═════ Provided material ═════

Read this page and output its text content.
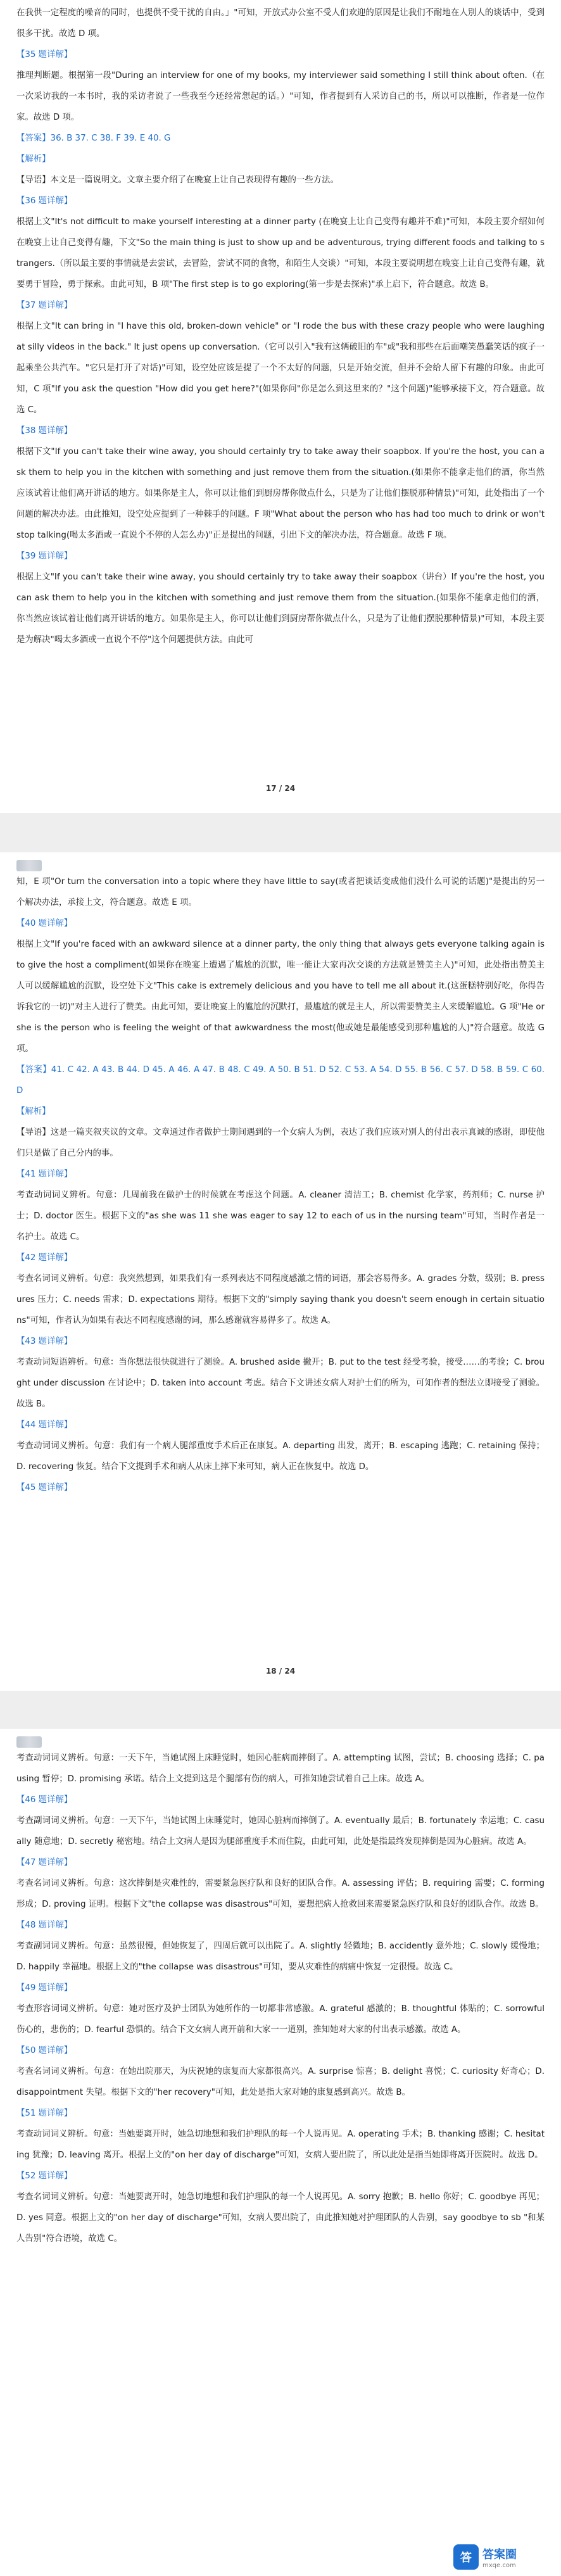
在我供一定程度的噪音的同时，也提供不受干扰的自由。」"可知，开放式办公室不受人们欢迎的原因是让我们不耐地在人別人的谈话中，受到很多干扰。故选 D 项。

【35 题详解】

推理判断题。根据第一段"During an interview for one of my books, my interviewer said something I still think about often.（在一次采访我的一本书时，我的采访者说了一些我至今还经常想起的话。）"可知，作者提到有人采访自己的书，所以可以推断，作者是一位作家。故选 D 项。

【答案】36. B 37. C 38. F 39. E 40. G

【解析】

【导语】本文是一篇说明文。文章主要介绍了在晚宴上让自己表现得有趣的一些方法。

【36 题详解】

根据上文"It's not difficult to make yourself interesting at a dinner party (在晚宴上让自己变得有趣并不难)"可知，本段主要介绍如何在晚宴上让自己变得有趣，下文"So the main thing is just to show up and be adventurous, trying different foods and talking to strangers.（所以最主要的事情就是去尝试，去冒险，尝试不同的食物，和陌生人交谈）"可知，本段主要说明想在晚宴上让自己变得有趣，就要勇于冒险，勇于探索。由此可知，B 项"The first step is to go exploring(第一步是去探索)"承上启下，符合题意。故选 B。

【37 题详解】

根据上文"It can bring in "I have this old, broken-down vehicle" or "I rode the bus with these crazy people who were laughing at silly videos in the back." It just opens up conversation.（它可以引入"我有这辆破旧的车"或"我和那些在后面嘲笑愚蠢笑话的疯子一起乘坐公共汽车。"它只是打开了对话)"可知，设空处应该是提了一个不太好的问题，只是开始交流，但并不会给人留下有趣的印象。由此可知，C 项"If you ask the question "How did you get here?"(如果你问"你是怎么到这里来的？"这个问题)"能够承接下文，符合题意。故选 C。

【38 题详解】

根据下文"If you can't take their wine away, you should certainly try to take away their soapbox. If you're the host, you can ask them to help you in the kitchen with something and just remove them from the situation.(如果你不能拿走他们的酒，你当然应该试着让他们离开讲话的地方。如果你是主人，你可以让他们到厨房帮你做点什么，只是为了让他们摆脱那种情景)"可知，此处指出了一个问题的解决办法。由此推知，设空处应提到了一种棘手的问题。F 项"What about the person who has had too much to drink or won't stop talking(喝太多酒或一直说个不停的人怎么办)"正是提出的问题，引出下文的解决办法，符合题意。故选 F 项。

【39 题详解】

根据上文"If you can't take their wine away, you should certainly try to take away their soapbox（讲台）If you're the host, you can ask them to help you in the kitchen with something and just remove them from the situation.(如果你不能拿走他们的酒，你当然应该试着让他们离开讲话的地方。如果你是主人，你可以让他们到厨房帮你做点什么，只是为了让他们摆脱那种情景)"可知，本段主要是为解决"喝太多酒或一直说个不停"这个问题提供方法。由此可

17 / 24

知，E 项"Or turn the conversation into a topic where they have little to say(或者把谈话变成他们没什么可说的话题)"是提出的另一个解决办法，承接上文，符合题意。故选 E 项。

【40 题详解】

根据上文"If you're faced with an awkward silence at a dinner party, the only thing that always gets everyone talking again is to give the host a compliment(如果你在晚宴上遭遇了尴尬的沉默，唯一能让大家再次交谈的方法就是赞美主人)"可知，此处指出赞美主人可以缓解尴尬的沉默，设空处下文"This cake is extremely delicious and you have to tell me all about it.(这蛋糕特别好吃，你得告诉我它的一切)"对主人进行了赞美。由此可知，要让晚宴上的尴尬的沉默打，最尴尬的就是主人，所以需要赞美主人来缓解尴尬。G 项"He or she is the person who is feeling the weight of that awkwardness the most(他或她是最能感受到那种尴尬的人)"符合题意。故选 G 项。

【答案】41. C 42. A 43. B 44. D 45. A 46. A 47. B 48. C 49. A 50. B 51. D 52. C 53. A 54. D 55. B 56. C 57. D 58. B 59. C 60. D

【解析】

【导语】这是一篇夹叙夹议的文章。文章通过作者做护士期间遇到的一个女病人为例，表达了我们应该对别人的付出表示真诚的感谢，即使他们只是做了自己分内的事。

【41 题详解】

考查动词词义辨析。句意：几周前我在做护士的时候就在考虑这个问题。A. cleaner 清洁工；B. chemist 化学家，药剂师；C. nurse 护士；D. doctor 医生。根据下文的"as she was 11 she was eager to say 12 to each of us in the nursing team"可知，当时作者是一名护士。故选 C。

【42 题详解】

考查名词词义辨析。句意：我突然想到，如果我们有一系列表达不同程度感激之情的词语，那会容易得多。A. grades 分数，级别；B. pressures 压力；C. needs 需求；D. expectations 期待。根据下文的"simply saying thank you doesn't seem enough in certain situations"可知，作者认为如果有表达不同程度感谢的词，那么感谢就容易得多了。故选 A。

【43 题详解】

考查动词短语辨析。句意：当你想法很快就进行了测验。A. brushed aside 撇开；B. put to the test 经受考验，接受……的考验；C. brought under discussion 在讨论中；D. taken into account 考虑。结合下文讲述女病人对护士们的所为，可知作者的想法立即接受了测验。故选 B。

【44 题详解】

考查动词词义辨析。句意：我们有一个病人腿部重度手术后正在康复。A. departing 出发，离开；B. escaping 逃跑；C. retaining 保持；D. recovering 恢复。结合下文提到手术和病人从床上摔下来可知，病人正在恢复中。故选 D。

【45 题详解】

18 / 24

考查动词词义辨析。句意：一天下午，当她试图上床睡觉时，她因心脏病而摔倒了。A. attempting 试图，尝试；B. choosing 选择；C. pausing 暂停；D. promising 承诺。结合上文提到这是个腿部有伤的病人，可推知她尝试着自己上床。故选 A。

【46 题详解】

考查副词词义辨析。句意：一天下午，当她试图上床睡觉时，她因心脏病而摔倒了。A. eventually 最后；B. fortunately 幸运地；C. casually 随意地；D. secretly 秘密地。结合上文病人是因为腿部重度手术而住院，由此可知，此处是指最终发现摔倒是因为心脏病。故选 A。

【47 题详解】

考查名词词义辨析。句意：这次摔倒是灾难性的，需要紧急医疗队和良好的团队合作。A. assessing 评估；B. requiring 需要；C. forming 形成；D. proving 证明。根据下文"the collapse was disastrous"可知，要想把病人抢救回来需要紧急医疗队和良好的团队合作。故选 B。

【48 题详解】

考查副词词义辨析。句意：虽然很慢，但她恢复了，四周后就可以出院了。A. slightly 轻微地；B. accidently 意外地；C. slowly 缓慢地；D. happily 幸福地。根据上文的"the collapse was disastrous"可知，要从灾难性的病痛中恢复一定很慢。故选 C。

【49 题详解】

考查形容词词义辨析。句意：她对医疗及护士团队为她所作的一切都非常感激。A. grateful 感激的；B. thoughtful 体贴的；C. sorrowful 伤心的，悲伤的；D. fearful 恐惧的。结合下文女病人离开前和大家一一道别，推知她对大家的付出表示感激。故选 A。

【50 题详解】

考查名词词义辨析。句意：在她出院那天，为庆祝她的康复而大家都很高兴。A. surprise 惊喜；B. delight 喜悦；C. curiosity 好奇心；D. disappointment 失望。根据下文的"her recovery"可知，此处是指大家对她的康复感到高兴。故选 B。

【51 题详解】

考查动词词义辨析。句意：当她要离开时，她急切地想和我们护理队的每一个人说再见。A. operating 手术；B. thanking 感谢；C. hesitating 犹豫；D. leaving 离开。根据上文的"on her day of discharge"可知，女病人要出院了，所以此处是指当她即将离开医院时。故选 D。

【52 题详解】

考查名词词义辨析。句意：当她要离开时，她急切地想和我们护理队的每一个人说再见。A. sorry 抱歉；B. hello 你好；C. goodbye 再见；D. yes 同意。根据上文的"on her day of discharge"可知，女病人要出院了，由此推知她对护理团队的人告别，say goodbye to sb "和某人告别"符合语境，故选 C。

答 答案圈
mxqe.com
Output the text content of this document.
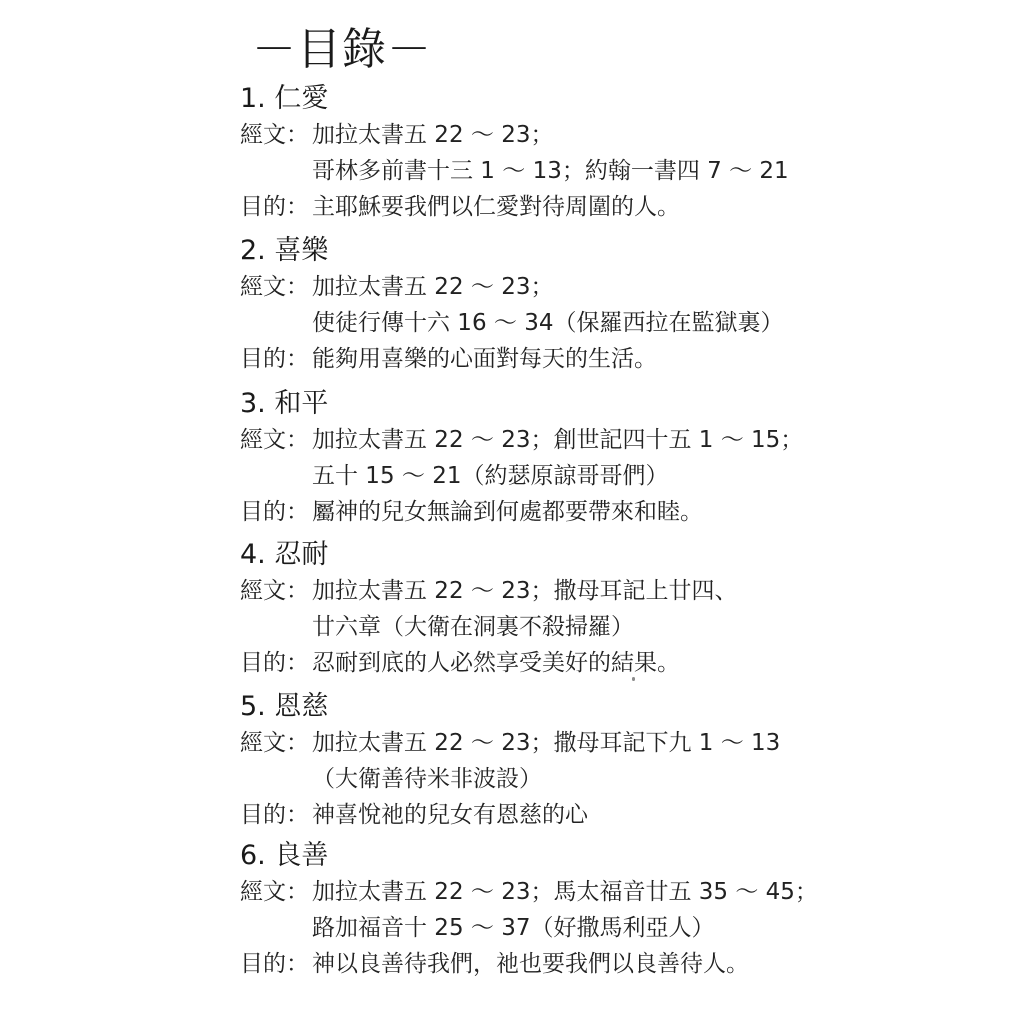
－目錄－
1. 仁愛
經文： 加拉太書五 22 ～ 23；
哥林多前書十三 1 ～ 13；約翰一書四 7 ～ 21
目的： 主耶穌要我們以仁愛對待周圍的人。
2. 喜樂
經文： 加拉太書五 22 ～ 23；
使徒行傳十六 16 ～ 34（保羅西拉在監獄裏）
目的： 能夠用喜樂的心面對每天的生活。
3. 和平
經文： 加拉太書五 22 ～ 23；創世記四十五 1 ～ 15；
五十 15 ～ 21（約瑟原諒哥哥們）
目的： 屬神的兒女無論到何處都要帶來和睦。
4. 忍耐
經文： 加拉太書五 22 ～ 23；撒母耳記上廿四、
廿六章（大衛在洞裏不殺掃羅）
目的： 忍耐到底的人必然享受美好的結果。
5. 恩慈
經文： 加拉太書五 22 ～ 23；撒母耳記下九 1 ～ 13
（大衛善待米非波設）
目的： 神喜悅祂的兒女有恩慈的心
6. 良善
經文： 加拉太書五 22 ～ 23；馬太福音廿五 35 ～ 45；
路加福音十 25 ～ 37（好撒馬利亞人）
目的： 神以良善待我們，祂也要我們以良善待人。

═════

Sift the material for lines with the string "content". Copy each one found.

Read this page and output its text content.
Output the text content of this document.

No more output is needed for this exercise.